Writing in the Club's latest Triton publication, Leissner cites the October decision by the UK Court of Appeal in the so-called Res Cogitans test case, which said that the bunker supply contract between OW Bunker and the bunker buyer was not a contract for the sale of goods.
Leissner says the decision at first glance "is hard to digest" because it leaves both OW Bunker and its assignees, ING bank, and the physical bunker supplier, to pursue the vessel owner for unpaid bunkers.
However, he argues that the Court of Appeal "might have opened up Pandora's Box if they had undermined the right to claim payment under similar contracts involving a credit sale."
He says that until the case is referred back to the arbitration tribunal, "owners and charterers are regretfully left to fight duplicate claims in the best way they can, using whatever remedies there are at hand, such as making deposits in courts and commencing interpleader action"- which is an expensive course of action that does not provide full protection.
Leissner concludes that while it might be easy to blame OW Bunker and ING bank for the problems caused to owners and charterers receiving duplicate claims, "the problem actually manifests itself when a different party not being the contractual counter party – the physical supplier – pursues a claim against the vessel, despite the fact that the contractual supplier has been paid.
"The Res Cogitans decision – so far – illustrates that there is a fundamental risk for owners and charterers when purchasing bunkers through intermediaries."
Despite the complexity of the OW Bunker proceedings, John Kissane, partner at Watson Farley & Williams LLP, said last June that the legal disputes could ultimately help clarify U.S. law as to whether it is the bunker broker or the physical supplier who has the maritime lien.

▶ _Rows_:
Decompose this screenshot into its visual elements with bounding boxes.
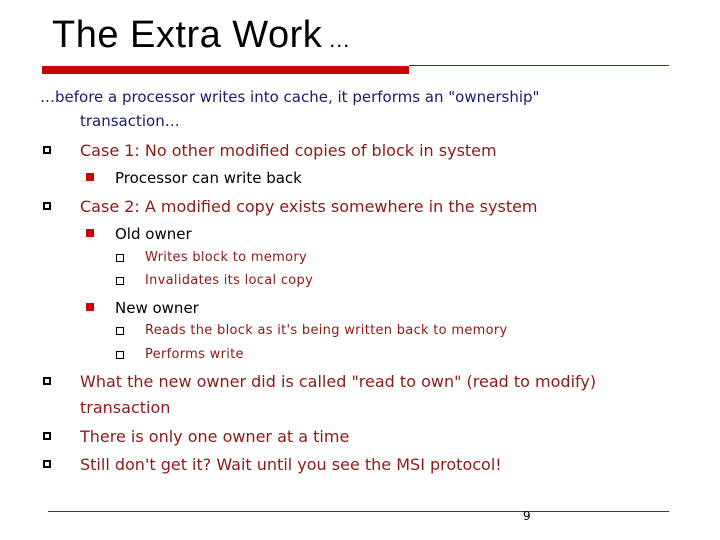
bullet-msi: Still don't get it? Wait until you see t… xyxy=(80,455,502,474)
bullet-one-owner: There is only one owner at a time xyxy=(80,427,350,446)
page-number: 9 xyxy=(523,509,531,523)
hollow-square-bullet-icon xyxy=(116,351,124,359)
title-underline-thin xyxy=(409,65,669,66)
bullet-old-owner: Old owner xyxy=(115,225,192,243)
title-underline-thick xyxy=(42,66,409,74)
bullet-writes-block: Writes block to memory xyxy=(145,250,307,265)
hollow-square-bullet-icon xyxy=(116,277,124,285)
hollow-square-bullet-icon xyxy=(43,146,51,154)
hollow-square-bullet-icon xyxy=(43,460,51,468)
hollow-square-bullet-icon xyxy=(116,254,124,262)
bullet-invalidates: Invalidates its local copy xyxy=(145,273,314,288)
slide-title: The Extra Work… xyxy=(52,14,351,57)
red-square-bullet-icon xyxy=(86,173,94,181)
bullet-read-to-own: What the new owner did is called "read t… xyxy=(80,372,597,391)
bullet-case-1: Case 1: No other modified copies of bloc… xyxy=(80,141,497,160)
hollow-square-bullet-icon xyxy=(43,377,51,385)
footer-rule xyxy=(48,511,669,512)
bullet-read-to-own-cont: transaction xyxy=(80,398,171,417)
bullet-performs-write: Performs write xyxy=(145,347,244,362)
intro-line-1: …before a processor writes into cache, i… xyxy=(40,88,540,106)
title-text: The Extra Work xyxy=(52,14,323,56)
hollow-square-bullet-icon xyxy=(43,432,51,440)
red-square-bullet-icon xyxy=(86,229,94,237)
bullet-new-owner: New owner xyxy=(115,299,199,317)
bullet-processor-write-back: Processor can write back xyxy=(115,169,302,187)
bullet-case-2: Case 2: A modified copy exists somewhere… xyxy=(80,197,538,216)
red-square-bullet-icon xyxy=(86,303,94,311)
intro-line-2: transaction… xyxy=(80,112,180,130)
title-ellipsis: … xyxy=(328,27,351,52)
hollow-square-bullet-icon xyxy=(116,327,124,335)
hollow-square-bullet-icon xyxy=(43,202,51,210)
bullet-reads-block: Reads the block as it's being written ba… xyxy=(145,323,508,338)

▶ _Given request A_:
Answer these questions using the OW Bunker passage.
(i) Which court made the October decision in the Res Cogitans test case?
(ii) Which bank is named as an assignee of OW Bunker?
(iii) At which firm is John Kissane a partner?
▶ _Given request B_:
Copy out the part of the listing that opens with the line containing "bullet-msi: Still don't" and closes with the line containing "bullet-old-owner: Old owner".
The text and the listing are unrelated to each other.

▶ _Finished answer A_:
(i) The UK Court of Appeal
(ii) ING bank
(iii) Watson Farley & Williams LLP

▶ _Finished answer B_:
bullet-msi: Still don't get it? Wait until you see t… xyxy=(80,455,502,474)
bullet-one-owner: There is only one owner at a time xyxy=(80,427,350,446)
page-number: 9 xyxy=(523,509,531,523)
hollow-square-bullet-icon xyxy=(116,351,124,359)
title-underline-thin xyxy=(409,65,669,66)
bullet-old-owner: Old owner xyxy=(115,225,192,243)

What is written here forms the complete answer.